- _Source records_

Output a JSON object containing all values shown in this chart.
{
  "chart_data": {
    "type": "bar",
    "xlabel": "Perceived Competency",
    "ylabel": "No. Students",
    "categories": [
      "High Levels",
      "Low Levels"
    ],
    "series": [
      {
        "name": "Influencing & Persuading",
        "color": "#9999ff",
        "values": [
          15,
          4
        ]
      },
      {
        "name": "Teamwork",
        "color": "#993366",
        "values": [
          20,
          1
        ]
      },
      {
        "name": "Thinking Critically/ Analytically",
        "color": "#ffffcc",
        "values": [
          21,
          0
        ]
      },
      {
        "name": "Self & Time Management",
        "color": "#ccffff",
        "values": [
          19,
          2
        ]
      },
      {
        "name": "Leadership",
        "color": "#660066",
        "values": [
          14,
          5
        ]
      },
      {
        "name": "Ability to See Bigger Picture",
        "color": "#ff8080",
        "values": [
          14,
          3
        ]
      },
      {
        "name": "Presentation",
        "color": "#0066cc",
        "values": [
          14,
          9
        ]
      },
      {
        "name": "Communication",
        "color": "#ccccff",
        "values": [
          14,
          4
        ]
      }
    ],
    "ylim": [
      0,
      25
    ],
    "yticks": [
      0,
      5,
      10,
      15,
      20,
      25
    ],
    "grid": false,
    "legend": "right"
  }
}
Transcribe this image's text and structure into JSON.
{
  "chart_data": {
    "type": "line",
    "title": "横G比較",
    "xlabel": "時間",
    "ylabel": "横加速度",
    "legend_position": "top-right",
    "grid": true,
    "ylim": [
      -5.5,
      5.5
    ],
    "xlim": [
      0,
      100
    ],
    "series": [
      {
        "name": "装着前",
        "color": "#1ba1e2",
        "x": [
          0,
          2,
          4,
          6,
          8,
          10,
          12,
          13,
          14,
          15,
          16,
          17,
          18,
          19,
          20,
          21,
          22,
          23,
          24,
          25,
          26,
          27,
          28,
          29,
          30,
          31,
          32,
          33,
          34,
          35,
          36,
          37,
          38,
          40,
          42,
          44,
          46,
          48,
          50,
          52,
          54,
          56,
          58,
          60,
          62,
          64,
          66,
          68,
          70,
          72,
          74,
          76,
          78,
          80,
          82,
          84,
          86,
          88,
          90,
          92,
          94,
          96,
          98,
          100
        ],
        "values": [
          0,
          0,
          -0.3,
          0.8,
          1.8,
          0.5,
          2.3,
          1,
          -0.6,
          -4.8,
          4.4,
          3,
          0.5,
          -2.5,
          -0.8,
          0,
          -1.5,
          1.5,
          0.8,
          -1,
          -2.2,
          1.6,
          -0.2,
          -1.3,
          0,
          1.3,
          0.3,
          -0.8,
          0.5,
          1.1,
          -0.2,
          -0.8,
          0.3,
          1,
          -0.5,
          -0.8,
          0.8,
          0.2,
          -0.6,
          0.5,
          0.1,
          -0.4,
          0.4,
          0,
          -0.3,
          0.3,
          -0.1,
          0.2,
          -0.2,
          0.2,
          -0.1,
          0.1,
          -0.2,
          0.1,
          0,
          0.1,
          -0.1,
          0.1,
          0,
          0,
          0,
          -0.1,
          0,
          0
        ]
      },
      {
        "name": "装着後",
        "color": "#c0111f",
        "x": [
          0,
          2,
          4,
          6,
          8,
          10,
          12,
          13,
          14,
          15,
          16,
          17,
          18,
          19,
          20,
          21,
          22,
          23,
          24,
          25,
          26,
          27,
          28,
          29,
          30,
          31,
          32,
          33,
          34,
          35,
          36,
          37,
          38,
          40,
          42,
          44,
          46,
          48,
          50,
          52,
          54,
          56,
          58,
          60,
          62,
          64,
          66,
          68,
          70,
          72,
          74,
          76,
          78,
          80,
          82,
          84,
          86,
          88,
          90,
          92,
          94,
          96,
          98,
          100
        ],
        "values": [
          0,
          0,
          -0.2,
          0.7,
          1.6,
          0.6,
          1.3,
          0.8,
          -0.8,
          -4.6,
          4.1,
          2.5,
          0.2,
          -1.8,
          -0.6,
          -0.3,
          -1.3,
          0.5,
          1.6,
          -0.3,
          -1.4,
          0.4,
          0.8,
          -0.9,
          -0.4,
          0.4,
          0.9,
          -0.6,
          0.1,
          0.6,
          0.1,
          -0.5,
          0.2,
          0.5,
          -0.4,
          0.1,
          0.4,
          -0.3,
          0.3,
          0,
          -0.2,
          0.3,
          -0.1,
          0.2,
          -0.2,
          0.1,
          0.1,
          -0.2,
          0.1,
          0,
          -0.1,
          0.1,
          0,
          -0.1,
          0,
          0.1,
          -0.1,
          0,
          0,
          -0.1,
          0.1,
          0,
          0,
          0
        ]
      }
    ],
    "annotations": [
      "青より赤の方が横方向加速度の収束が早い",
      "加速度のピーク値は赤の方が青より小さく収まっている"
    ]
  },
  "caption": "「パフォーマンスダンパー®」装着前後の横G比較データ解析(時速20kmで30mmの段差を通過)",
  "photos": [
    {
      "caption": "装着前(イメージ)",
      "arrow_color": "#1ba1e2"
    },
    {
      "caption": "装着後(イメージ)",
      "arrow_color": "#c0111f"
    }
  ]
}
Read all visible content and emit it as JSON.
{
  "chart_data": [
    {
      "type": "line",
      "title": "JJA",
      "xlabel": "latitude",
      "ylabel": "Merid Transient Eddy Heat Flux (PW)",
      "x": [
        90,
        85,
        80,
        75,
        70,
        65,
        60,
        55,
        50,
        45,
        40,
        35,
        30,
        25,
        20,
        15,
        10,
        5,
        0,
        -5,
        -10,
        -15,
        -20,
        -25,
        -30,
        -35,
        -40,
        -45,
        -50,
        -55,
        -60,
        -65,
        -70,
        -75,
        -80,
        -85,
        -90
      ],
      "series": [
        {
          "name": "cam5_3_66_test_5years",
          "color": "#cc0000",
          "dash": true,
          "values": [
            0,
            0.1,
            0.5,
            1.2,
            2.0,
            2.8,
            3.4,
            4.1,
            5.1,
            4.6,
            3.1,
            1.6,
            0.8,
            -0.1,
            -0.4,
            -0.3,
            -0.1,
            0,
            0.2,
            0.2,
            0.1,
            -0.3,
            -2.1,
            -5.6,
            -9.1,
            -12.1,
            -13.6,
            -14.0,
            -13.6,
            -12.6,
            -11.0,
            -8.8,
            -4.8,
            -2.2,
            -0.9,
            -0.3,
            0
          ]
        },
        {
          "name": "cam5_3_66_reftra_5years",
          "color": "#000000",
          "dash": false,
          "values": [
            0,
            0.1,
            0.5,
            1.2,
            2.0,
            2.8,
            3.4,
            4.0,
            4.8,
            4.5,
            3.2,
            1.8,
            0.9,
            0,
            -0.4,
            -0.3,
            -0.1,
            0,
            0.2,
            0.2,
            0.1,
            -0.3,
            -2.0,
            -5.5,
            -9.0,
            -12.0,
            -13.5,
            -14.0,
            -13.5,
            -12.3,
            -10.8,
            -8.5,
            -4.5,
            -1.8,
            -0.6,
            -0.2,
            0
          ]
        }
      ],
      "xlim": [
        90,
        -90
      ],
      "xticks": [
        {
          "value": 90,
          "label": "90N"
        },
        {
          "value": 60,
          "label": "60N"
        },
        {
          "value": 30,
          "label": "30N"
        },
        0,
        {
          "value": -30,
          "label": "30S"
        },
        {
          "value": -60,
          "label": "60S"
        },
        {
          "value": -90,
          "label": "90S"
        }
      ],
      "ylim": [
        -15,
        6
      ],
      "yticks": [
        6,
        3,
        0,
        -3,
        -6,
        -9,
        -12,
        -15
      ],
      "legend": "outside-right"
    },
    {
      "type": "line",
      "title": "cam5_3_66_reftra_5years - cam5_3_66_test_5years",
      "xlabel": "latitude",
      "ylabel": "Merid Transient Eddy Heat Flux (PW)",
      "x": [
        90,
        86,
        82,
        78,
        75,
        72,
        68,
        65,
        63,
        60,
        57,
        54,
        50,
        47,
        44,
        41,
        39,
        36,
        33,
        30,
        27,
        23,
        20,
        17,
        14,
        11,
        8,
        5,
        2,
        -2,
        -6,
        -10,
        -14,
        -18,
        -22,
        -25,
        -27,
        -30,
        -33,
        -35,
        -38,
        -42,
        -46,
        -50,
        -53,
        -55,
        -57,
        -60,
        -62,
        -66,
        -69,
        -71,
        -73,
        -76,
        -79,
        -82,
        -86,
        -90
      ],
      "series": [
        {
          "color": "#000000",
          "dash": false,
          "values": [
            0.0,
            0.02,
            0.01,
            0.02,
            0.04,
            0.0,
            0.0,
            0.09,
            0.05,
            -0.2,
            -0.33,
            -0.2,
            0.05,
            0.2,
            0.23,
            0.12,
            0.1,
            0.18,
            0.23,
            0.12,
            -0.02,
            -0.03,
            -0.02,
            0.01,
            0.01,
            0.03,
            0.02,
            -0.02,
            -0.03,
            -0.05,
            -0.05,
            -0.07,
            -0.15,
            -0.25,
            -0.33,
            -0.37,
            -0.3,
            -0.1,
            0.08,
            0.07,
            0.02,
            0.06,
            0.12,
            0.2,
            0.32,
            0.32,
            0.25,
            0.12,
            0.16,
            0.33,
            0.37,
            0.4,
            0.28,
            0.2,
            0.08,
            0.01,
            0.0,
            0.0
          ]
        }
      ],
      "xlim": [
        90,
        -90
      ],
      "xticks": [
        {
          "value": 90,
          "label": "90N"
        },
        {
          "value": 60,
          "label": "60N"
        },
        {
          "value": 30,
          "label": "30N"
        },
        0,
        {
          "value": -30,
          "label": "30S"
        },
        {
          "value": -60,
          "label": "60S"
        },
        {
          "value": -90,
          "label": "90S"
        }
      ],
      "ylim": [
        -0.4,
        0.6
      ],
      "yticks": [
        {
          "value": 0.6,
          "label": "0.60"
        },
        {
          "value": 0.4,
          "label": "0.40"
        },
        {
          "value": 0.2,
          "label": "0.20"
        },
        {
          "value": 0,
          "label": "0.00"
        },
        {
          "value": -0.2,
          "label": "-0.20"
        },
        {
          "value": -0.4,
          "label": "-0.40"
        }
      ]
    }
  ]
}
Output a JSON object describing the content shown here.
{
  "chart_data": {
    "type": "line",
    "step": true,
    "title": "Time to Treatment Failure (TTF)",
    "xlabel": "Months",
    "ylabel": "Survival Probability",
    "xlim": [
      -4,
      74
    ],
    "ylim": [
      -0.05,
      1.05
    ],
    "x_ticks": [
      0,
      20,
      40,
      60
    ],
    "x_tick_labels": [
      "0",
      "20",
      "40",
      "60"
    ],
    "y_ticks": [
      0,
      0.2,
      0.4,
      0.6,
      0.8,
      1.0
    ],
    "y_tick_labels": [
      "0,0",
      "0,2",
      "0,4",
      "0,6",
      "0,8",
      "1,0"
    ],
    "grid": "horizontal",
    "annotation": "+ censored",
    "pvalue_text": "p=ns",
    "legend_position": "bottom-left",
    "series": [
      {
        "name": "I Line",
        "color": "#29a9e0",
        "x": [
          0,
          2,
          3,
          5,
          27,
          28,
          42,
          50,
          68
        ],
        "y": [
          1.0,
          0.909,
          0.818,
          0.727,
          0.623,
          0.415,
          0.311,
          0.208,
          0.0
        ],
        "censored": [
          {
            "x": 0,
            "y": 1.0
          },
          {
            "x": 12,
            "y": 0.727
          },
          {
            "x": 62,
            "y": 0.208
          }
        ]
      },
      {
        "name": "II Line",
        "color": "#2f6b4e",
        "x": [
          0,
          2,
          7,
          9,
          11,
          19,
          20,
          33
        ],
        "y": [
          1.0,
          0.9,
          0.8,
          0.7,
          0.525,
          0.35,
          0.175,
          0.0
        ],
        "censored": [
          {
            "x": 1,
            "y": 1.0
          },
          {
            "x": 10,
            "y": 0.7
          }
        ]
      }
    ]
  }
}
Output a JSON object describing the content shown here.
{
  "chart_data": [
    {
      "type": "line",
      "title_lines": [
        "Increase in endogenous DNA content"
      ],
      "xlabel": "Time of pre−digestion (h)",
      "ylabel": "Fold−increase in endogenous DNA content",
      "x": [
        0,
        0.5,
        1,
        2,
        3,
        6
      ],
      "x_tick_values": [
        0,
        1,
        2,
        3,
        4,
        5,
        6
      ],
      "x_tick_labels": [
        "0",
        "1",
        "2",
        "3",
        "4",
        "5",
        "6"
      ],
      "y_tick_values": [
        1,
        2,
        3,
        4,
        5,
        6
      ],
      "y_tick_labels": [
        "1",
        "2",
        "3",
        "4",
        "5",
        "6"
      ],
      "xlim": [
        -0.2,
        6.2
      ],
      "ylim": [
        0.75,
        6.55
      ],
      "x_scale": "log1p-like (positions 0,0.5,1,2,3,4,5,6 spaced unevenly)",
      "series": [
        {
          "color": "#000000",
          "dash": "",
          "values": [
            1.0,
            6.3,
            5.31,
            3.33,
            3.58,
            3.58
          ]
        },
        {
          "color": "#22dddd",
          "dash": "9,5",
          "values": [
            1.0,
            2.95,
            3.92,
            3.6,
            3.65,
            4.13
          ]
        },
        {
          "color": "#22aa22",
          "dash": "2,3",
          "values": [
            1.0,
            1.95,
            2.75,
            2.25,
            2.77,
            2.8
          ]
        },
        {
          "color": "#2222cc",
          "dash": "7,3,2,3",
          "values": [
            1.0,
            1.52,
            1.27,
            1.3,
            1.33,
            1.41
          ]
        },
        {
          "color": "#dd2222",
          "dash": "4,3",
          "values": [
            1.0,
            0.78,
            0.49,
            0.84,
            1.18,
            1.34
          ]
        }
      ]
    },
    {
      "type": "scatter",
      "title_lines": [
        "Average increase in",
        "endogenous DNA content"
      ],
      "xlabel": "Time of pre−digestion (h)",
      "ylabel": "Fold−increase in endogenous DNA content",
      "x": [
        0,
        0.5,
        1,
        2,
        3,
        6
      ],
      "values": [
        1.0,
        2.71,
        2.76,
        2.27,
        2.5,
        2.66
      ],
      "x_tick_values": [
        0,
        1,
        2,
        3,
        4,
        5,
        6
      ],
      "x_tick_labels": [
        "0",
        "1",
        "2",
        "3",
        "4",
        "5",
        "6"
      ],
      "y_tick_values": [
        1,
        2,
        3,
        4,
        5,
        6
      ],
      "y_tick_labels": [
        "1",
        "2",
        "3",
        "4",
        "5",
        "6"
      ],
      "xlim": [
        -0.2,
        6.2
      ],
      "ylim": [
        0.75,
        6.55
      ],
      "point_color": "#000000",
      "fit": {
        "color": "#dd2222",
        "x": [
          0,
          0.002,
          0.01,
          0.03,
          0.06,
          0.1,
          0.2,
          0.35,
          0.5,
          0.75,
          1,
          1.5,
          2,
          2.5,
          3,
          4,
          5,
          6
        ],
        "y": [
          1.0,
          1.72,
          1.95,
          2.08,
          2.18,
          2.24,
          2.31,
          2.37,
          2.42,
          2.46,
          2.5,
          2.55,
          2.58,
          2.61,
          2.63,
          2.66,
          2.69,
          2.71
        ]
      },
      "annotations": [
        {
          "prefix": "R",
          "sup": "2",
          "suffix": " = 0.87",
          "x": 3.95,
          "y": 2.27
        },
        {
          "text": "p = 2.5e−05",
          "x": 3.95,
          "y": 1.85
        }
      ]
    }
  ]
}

- _What to work on_
Identify lines with the string "right". Copy each one.

- _Answer for this exercise_
    "legend": "right"
    "legend_position": "top-right",
      "legend": "outside-right"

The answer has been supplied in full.